* begin *
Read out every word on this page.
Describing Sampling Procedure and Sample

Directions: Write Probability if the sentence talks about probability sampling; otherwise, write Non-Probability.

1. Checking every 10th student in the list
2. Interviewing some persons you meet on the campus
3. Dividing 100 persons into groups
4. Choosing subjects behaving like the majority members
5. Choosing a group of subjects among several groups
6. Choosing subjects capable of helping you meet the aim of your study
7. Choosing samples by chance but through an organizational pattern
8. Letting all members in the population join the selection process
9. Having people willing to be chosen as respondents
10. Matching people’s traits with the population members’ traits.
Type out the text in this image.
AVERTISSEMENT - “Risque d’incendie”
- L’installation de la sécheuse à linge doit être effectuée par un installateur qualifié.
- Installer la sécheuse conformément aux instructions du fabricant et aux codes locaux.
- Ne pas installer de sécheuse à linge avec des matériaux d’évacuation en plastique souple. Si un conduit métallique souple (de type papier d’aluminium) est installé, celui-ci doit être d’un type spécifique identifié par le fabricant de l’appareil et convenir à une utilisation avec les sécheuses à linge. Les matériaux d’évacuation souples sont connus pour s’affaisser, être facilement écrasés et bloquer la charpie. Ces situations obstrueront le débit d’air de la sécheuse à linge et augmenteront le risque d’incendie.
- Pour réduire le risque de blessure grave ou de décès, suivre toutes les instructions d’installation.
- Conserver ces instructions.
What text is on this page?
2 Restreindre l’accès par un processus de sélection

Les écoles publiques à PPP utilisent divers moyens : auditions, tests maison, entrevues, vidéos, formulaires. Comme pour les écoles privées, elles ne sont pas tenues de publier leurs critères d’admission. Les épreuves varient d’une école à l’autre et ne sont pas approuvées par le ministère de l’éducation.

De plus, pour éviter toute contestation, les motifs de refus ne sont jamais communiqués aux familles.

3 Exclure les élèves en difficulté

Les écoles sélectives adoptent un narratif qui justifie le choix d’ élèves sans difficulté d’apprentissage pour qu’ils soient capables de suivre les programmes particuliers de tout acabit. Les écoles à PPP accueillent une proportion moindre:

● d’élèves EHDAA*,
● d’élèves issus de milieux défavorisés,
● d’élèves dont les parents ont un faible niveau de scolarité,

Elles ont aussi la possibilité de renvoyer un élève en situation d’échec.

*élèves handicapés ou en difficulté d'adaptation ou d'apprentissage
* end *
PROBLEM: Repeat word for word each line from the one with "Type out the text in this image." to the end of the records above, inclusive.

PROBLEM SOLUTION:
Type out the text in this image.
AVERTISSEMENT - “Risque d’incendie”
- L’installation de la sécheuse à linge doit être effectuée par un installateur qualifié.
- Installer la sécheuse conformément aux instructions du fabricant et aux codes locaux.
- Ne pas installer de sécheuse à linge avec des matériaux d’évacuation en plastique souple. Si un conduit métallique souple (de type papier d’aluminium) est installé, celui-ci doit être d’un type spécifique identifié par le fabricant de l’appareil et convenir à une utilisation avec les sécheuses à linge. Les matériaux d’évacuation souples sont connus pour s’affaisser, être facilement écrasés et bloquer la charpie. Ces situations obstrueront le débit d’air de la sécheuse à linge et augmenteront le risque d’incendie.
- Pour réduire le risque de blessure grave ou de décès, suivre toutes les instructions d’installation.
- Conserver ces instructions.
What text is on this page?
2 Restreindre l’accès par un processus de sélection

Les écoles publiques à PPP utilisent divers moyens : auditions, tests maison, entrevues, vidéos, formulaires. Comme pour les écoles privées, elles ne sont pas tenues de publier leurs critères d’admission. Les épreuves varient d’une école à l’autre et ne sont pas approuvées par le ministère de l’éducation.

De plus, pour éviter toute contestation, les motifs de refus ne sont jamais communiqués aux familles.

3 Exclure les élèves en difficulté

Les écoles sélectives adoptent un narratif qui justifie le choix d’ élèves sans difficulté d’apprentissage pour qu’ils soient capables de suivre les programmes particuliers de tout acabit. Les écoles à PPP accueillent une proportion moindre:

● d’élèves EHDAA*,
● d’élèves issus de milieux défavorisés,
● d’élèves dont les parents ont un faible niveau de scolarité,

Elles ont aussi la possibilité de renvoyer un élève en situation d’échec.

*élèves handicapés ou en difficulté d'adaptation ou d'apprentissage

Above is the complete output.